I am not allowing my anxious attachment style to drive. I'm not allowing all... It's discomfort. I am feeling discomfort because my old habits want to take over. But my new habit is I'm not going to do that because if I do that, I'm going right back to where I was. My body is going to tell me it's all wrong and I'm not going to be happy and there's just not going to be a good ending to this.

There's also the listening to my body when I was moving here to Colorado. I'm so glad that I was working with my intuitive coach because I was in very much of a lack mode and my body was, I was in that fight or flight mode where my heart was racing and my stomach was feeling kind of sick because I was looking at housing both in Cortez and in Durango. Durango is much more expensive.

but it was where I wanted to be. There's a lot more happening here. There's just a different vibe. It has a very young, exciting, fun vibe here, which I wasn't feeling it in Cortez. And I got guaranteed housing the first day I started looking. And I, my old self wanted to grab onto what, what was guaranteed. And my coach talked me down and said, you talk about Durango, follow your intuition.

Just trust, trust. It was so hard. Like the whole time my heart was racing because I was in a place of lack. But because I decided to come from a place of abundance and I decided to kind of manage my body sensations, it ended up that I got my first choice in apartments in Durango. So lesson learned that even when we are in that anxious mode, we are feeling it in our body.

when our stomach's flipping, we can acknowledge it. We don't have to stuff it. I talk to it. Hey, you know what? I see you. Anxiety, anxiousness, fear. I see you. I hear you, but right now I'm not holding space for you. Really, really hard to do. And as I get here, there's been some difficulties in building new community.

And it's not the people, the majority of the people here are so kind, so friendly. I love Colorado people in general, all over the state. But I'm being more discerning. I'm listening to my body more. I'm not hanging out in bars nearly as much as I did in Arizona. Because what I realized in Arizona is that all of my friends, I'm out of bars. Not necessarily bad people, but I outgrew them.

-- -- --

• _Instruction 1_
Answer these questions about the transcript on moving to Colorado:
(a) In which two towns did the speaker look at housing?
(b) What did the speaker end up getting in Durango?
(c) In which state did the speaker use to hang out in bars more?
The entries that follow are unrelated to the transcript above.

• _Material for the task_
-- -- --

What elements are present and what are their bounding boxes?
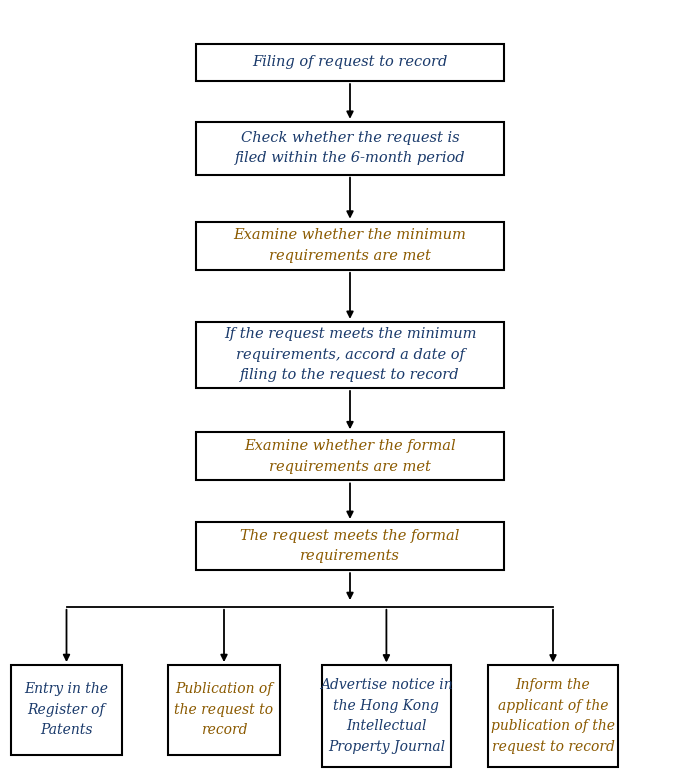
Text: Advertise notice in
the Hong Kong
Intellectual
Property Journal: Advertise notice in the Hong Kong Intell… [320,678,453,754]
FancyBboxPatch shape [196,44,504,81]
Text: Publication of
the request to
record: Publication of the request to record [174,682,274,737]
Text: Examine whether the minimum
requirements are met: Examine whether the minimum requirements… [234,229,466,263]
FancyBboxPatch shape [196,222,504,270]
Text: Check whether the request is
filed within the 6-month period: Check whether the request is filed withi… [234,131,466,165]
Text: The request meets the formal
requirements: The request meets the formal requirement… [240,529,460,563]
Text: If the request meets the minimum
requirements, accord a date of
filing to the re: If the request meets the minimum require… [224,328,476,382]
Text: Entry in the
Register of
Patents: Entry in the Register of Patents [25,682,108,737]
FancyBboxPatch shape [10,665,122,755]
FancyBboxPatch shape [322,665,452,767]
FancyBboxPatch shape [489,665,617,767]
FancyBboxPatch shape [196,432,504,480]
FancyBboxPatch shape [196,122,504,175]
Text: Examine whether the formal
requirements are met: Examine whether the formal requirements … [244,439,456,473]
FancyBboxPatch shape [196,522,504,570]
FancyBboxPatch shape [168,665,280,755]
FancyBboxPatch shape [196,321,504,388]
Text: Inform the
applicant of the
publication of the
request to record: Inform the applicant of the publication … [491,678,615,754]
Text: Filing of request to record: Filing of request to record [252,55,448,69]
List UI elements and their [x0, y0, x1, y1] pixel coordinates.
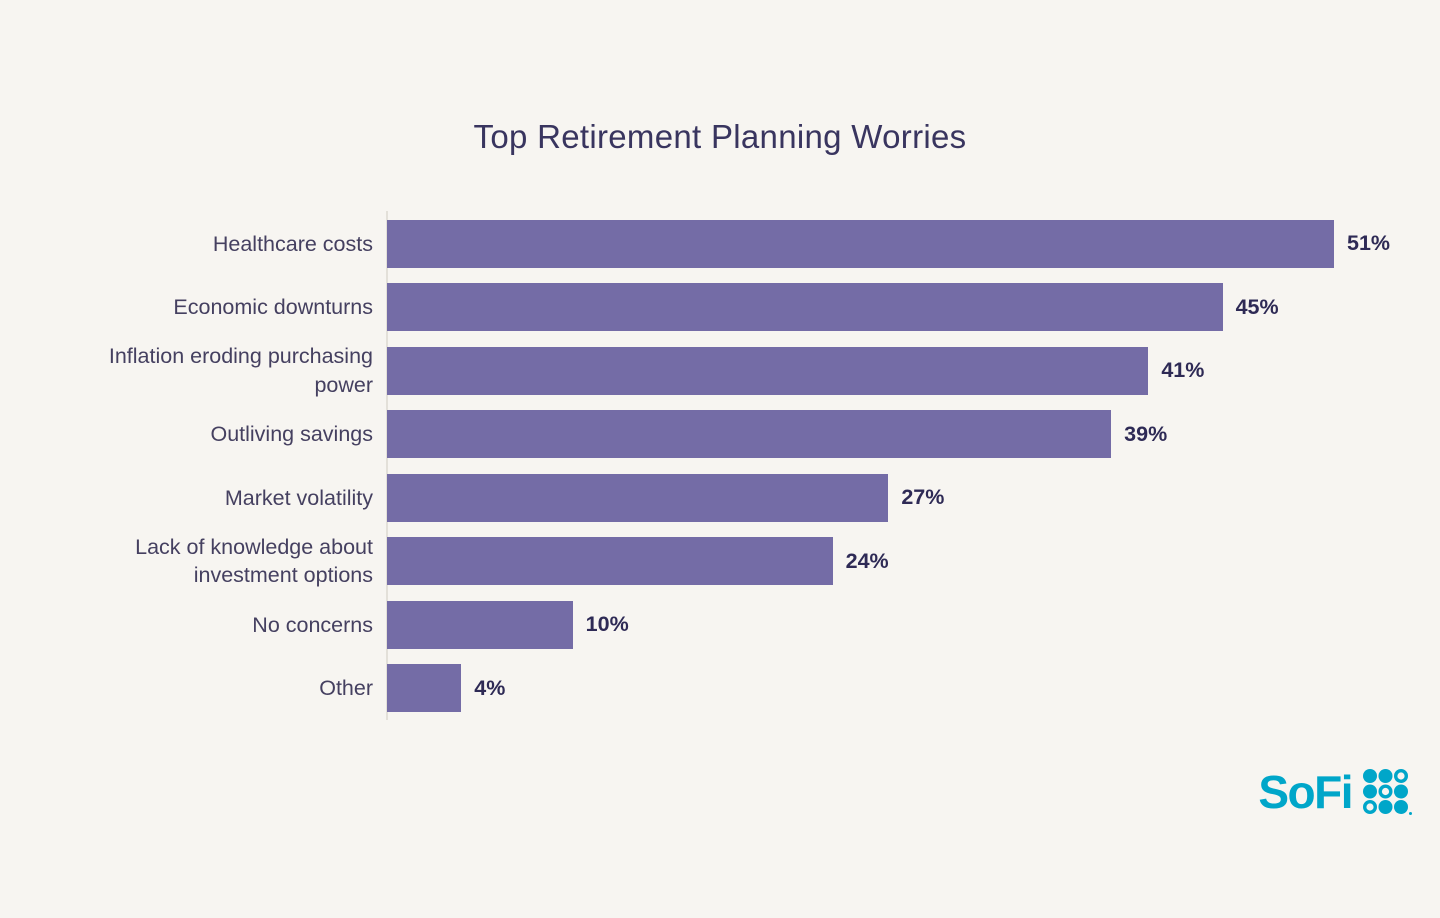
sofi-logo: SoFi: [1258, 768, 1413, 816]
bar: [387, 410, 1112, 459]
sofi-dots-icon: [1362, 768, 1412, 815]
value-label: 51%: [1347, 231, 1391, 256]
bar: [387, 664, 462, 713]
category-label: Other: [319, 676, 373, 701]
bar: [387, 473, 889, 522]
chart-row: Lack of knowledge about investment optio…: [0, 530, 1440, 594]
category-label: Market volatility: [224, 485, 373, 510]
bar-area: 24%: [387, 537, 1440, 586]
bar: [387, 346, 1149, 395]
category-label: Economic downturns: [173, 295, 373, 320]
value-label: 27%: [901, 485, 945, 510]
category-label: Lack of knowledge about investment optio…: [135, 534, 373, 588]
bar-area: 39%: [387, 410, 1440, 459]
chart-title: Top Retirement Planning Worries: [473, 118, 967, 155]
chart-row: Inflation eroding purchasing power 41%: [0, 339, 1440, 403]
category-label: Healthcare costs: [212, 231, 373, 256]
bar-area: 10%: [387, 600, 1440, 649]
value-label: 24%: [845, 548, 889, 573]
bar: [387, 600, 573, 649]
chart-row: Healthcare costs 51%: [0, 212, 1440, 276]
category-label: No concerns: [252, 612, 373, 637]
chart-row: Outliving savings 39%: [0, 403, 1440, 467]
category-label: Outliving savings: [210, 422, 373, 447]
bar-area: 51%: [387, 219, 1440, 268]
value-label: 10%: [585, 612, 629, 637]
category-label: Inflation eroding purchasing power: [108, 344, 373, 397]
bar-area: 27%: [387, 473, 1440, 522]
value-label: 4%: [474, 675, 506, 700]
value-label: 45%: [1235, 294, 1279, 319]
chart-row: Other 4%: [0, 657, 1440, 721]
chart-row: Market volatility 27%: [0, 466, 1440, 530]
y-axis-line: [386, 211, 388, 720]
bar-area: 45%: [387, 283, 1440, 332]
bar-area: 4%: [387, 664, 1440, 713]
value-label: 39%: [1124, 421, 1168, 446]
bar: [387, 219, 1334, 268]
sofi-logo-text: SoFi: [1258, 766, 1353, 818]
chart-row: Economic downturns 45%: [0, 276, 1440, 340]
value-label: 41%: [1161, 358, 1205, 383]
bar-area: 41%: [387, 346, 1440, 395]
bar: [387, 283, 1223, 332]
bar: [387, 537, 833, 586]
chart-row: No concerns 10%: [0, 593, 1440, 657]
bar-chart: Healthcare costs 51% Economic downturns 45%…: [0, 212, 1440, 720]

-- -- --

• _Instruction 2_
In the entries, copy the lines from the one containing "Text: Advertise notice in" through the one containing "requirements are met: Examine whether the minimum", inclusive.

• _Task output 1_
(a) Cortez and Durango.
(b) The speaker's first choice in apartments.
(c) Arizona.

• _Task output 2_
Text: Advertise notice in
the Hong Kong
Intellectual
Property Journal: Advertise notice in the Hong Kong Intell… [320,678,453,754]
FancyBboxPatch shape [196,44,504,81]
Text: Publication of
the request to
record: Publication of the request to record [174,682,274,737]
Text: Examine whether the minimum
requirements are met: Examine whether the minimum requirements… [234,229,466,263]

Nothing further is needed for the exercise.